◆ **Your task**:
Read through the entries below and return each line with the word "corner".
— start of Records —
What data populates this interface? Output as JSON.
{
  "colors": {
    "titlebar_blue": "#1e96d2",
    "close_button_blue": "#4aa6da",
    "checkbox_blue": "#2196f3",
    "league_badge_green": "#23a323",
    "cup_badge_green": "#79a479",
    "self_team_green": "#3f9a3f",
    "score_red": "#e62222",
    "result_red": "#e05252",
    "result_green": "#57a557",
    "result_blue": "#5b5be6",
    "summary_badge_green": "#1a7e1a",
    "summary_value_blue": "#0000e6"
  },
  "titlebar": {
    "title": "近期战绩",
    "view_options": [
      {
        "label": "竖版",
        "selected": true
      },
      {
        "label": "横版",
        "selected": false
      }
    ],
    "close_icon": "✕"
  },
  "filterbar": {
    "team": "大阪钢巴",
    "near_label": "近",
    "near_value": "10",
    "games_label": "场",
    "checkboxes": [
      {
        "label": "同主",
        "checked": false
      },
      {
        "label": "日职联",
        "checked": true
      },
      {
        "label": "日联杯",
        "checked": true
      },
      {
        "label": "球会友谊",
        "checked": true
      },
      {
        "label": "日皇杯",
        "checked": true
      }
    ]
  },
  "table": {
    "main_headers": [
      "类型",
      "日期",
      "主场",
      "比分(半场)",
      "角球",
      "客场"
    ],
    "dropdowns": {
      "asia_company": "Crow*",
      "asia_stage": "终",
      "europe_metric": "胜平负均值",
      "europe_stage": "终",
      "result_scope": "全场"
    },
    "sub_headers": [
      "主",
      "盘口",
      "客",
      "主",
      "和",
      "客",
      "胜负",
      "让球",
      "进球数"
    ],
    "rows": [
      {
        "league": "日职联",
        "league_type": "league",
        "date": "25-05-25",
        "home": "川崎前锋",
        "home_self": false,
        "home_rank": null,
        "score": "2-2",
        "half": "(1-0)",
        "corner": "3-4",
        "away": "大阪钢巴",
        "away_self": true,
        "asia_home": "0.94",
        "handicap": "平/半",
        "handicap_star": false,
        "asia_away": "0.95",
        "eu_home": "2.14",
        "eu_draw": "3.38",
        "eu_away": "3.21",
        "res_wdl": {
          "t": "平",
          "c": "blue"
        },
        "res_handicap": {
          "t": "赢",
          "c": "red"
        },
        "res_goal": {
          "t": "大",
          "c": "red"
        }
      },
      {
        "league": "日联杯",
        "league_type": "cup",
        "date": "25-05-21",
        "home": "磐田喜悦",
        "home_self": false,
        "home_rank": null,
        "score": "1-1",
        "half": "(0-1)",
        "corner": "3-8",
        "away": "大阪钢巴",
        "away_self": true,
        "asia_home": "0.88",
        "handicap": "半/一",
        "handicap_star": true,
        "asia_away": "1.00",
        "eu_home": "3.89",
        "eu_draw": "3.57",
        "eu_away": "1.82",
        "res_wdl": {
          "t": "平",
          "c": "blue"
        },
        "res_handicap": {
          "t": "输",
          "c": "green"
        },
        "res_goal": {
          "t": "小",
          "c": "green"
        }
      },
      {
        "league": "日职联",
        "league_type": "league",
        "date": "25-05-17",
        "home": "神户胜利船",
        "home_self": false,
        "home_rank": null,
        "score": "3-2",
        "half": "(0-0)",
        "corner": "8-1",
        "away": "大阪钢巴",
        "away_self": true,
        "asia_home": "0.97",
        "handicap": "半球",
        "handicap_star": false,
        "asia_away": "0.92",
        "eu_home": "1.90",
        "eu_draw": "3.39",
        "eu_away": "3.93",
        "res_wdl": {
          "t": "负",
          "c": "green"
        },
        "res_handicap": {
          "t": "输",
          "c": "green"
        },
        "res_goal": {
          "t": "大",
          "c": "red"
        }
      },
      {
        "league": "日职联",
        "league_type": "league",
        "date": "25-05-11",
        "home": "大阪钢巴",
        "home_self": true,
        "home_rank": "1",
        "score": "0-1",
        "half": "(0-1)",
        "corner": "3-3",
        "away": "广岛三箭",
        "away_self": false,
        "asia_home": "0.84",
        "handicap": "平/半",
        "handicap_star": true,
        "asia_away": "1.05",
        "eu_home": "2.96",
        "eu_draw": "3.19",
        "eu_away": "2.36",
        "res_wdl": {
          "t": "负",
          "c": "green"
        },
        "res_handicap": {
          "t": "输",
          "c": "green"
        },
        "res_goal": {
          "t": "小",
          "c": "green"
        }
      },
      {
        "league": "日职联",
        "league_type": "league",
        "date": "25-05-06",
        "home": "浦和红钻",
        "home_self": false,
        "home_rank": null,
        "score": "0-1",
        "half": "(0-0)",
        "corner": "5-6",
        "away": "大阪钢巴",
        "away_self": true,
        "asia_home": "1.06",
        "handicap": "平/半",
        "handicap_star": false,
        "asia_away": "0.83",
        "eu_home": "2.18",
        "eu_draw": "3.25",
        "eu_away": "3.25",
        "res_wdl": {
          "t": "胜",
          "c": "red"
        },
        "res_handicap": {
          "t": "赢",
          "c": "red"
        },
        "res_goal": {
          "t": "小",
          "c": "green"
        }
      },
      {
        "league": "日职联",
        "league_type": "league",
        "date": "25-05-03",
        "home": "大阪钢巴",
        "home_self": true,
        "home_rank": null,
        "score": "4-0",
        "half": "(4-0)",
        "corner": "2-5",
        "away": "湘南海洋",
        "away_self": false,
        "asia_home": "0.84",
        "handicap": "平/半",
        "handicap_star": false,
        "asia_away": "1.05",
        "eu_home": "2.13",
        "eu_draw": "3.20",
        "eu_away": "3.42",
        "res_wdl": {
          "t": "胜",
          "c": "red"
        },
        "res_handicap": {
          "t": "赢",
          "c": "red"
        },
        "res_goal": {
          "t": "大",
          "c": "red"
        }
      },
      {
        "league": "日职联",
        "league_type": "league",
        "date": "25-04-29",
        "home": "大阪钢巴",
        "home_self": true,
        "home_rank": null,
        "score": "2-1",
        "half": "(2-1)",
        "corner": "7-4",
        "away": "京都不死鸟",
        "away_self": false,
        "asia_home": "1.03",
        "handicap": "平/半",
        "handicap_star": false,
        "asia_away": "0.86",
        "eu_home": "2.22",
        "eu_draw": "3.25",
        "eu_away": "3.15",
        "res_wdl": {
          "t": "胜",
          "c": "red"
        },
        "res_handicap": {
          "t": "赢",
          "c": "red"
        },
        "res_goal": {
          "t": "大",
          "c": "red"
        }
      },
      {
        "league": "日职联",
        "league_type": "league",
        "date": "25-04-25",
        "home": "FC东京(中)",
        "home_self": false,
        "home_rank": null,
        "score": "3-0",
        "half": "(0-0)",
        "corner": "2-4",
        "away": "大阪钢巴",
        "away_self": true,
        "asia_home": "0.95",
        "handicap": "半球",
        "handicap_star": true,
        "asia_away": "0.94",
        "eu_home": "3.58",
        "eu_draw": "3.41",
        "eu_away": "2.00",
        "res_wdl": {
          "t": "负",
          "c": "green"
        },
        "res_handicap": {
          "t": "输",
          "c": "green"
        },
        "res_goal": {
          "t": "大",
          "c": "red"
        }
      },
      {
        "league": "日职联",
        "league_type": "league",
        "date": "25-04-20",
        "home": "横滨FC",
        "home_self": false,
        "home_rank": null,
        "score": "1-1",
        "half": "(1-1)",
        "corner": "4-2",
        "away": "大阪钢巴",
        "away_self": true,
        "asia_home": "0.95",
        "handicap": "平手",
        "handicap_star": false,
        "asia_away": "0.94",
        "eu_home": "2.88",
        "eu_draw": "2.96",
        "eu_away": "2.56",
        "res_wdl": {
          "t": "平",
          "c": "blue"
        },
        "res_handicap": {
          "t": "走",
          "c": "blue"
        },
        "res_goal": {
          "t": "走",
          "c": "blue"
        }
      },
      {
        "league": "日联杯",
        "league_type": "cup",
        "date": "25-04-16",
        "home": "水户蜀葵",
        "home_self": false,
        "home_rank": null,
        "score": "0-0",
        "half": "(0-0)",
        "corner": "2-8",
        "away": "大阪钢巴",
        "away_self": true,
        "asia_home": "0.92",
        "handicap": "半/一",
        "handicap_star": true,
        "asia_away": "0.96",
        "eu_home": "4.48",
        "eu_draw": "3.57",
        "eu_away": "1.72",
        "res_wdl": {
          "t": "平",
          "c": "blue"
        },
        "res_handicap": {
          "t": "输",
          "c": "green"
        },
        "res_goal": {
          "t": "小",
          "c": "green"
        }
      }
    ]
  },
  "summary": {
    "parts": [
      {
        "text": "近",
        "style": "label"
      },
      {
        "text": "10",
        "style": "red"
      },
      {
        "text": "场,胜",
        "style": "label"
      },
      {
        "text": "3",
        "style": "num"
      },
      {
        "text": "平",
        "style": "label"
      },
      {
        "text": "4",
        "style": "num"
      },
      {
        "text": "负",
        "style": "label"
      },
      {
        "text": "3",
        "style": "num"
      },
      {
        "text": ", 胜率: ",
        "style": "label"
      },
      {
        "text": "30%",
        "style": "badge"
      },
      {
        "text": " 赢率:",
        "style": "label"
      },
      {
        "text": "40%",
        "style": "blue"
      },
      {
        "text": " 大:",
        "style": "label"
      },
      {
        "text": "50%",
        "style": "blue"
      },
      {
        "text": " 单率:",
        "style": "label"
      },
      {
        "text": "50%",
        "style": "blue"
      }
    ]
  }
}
— end of Records —
◆ **Output for this exercise**:
        "corner": "3-4",
        "corner": "3-8",
        "corner": "8-1",
        "corner": "3-3",
        "corner": "5-6",
        "corner": "2-5",
        "corner": "7-4",
        "corner": "2-4",
        "corner": "4-2",
        "corner": "2-8",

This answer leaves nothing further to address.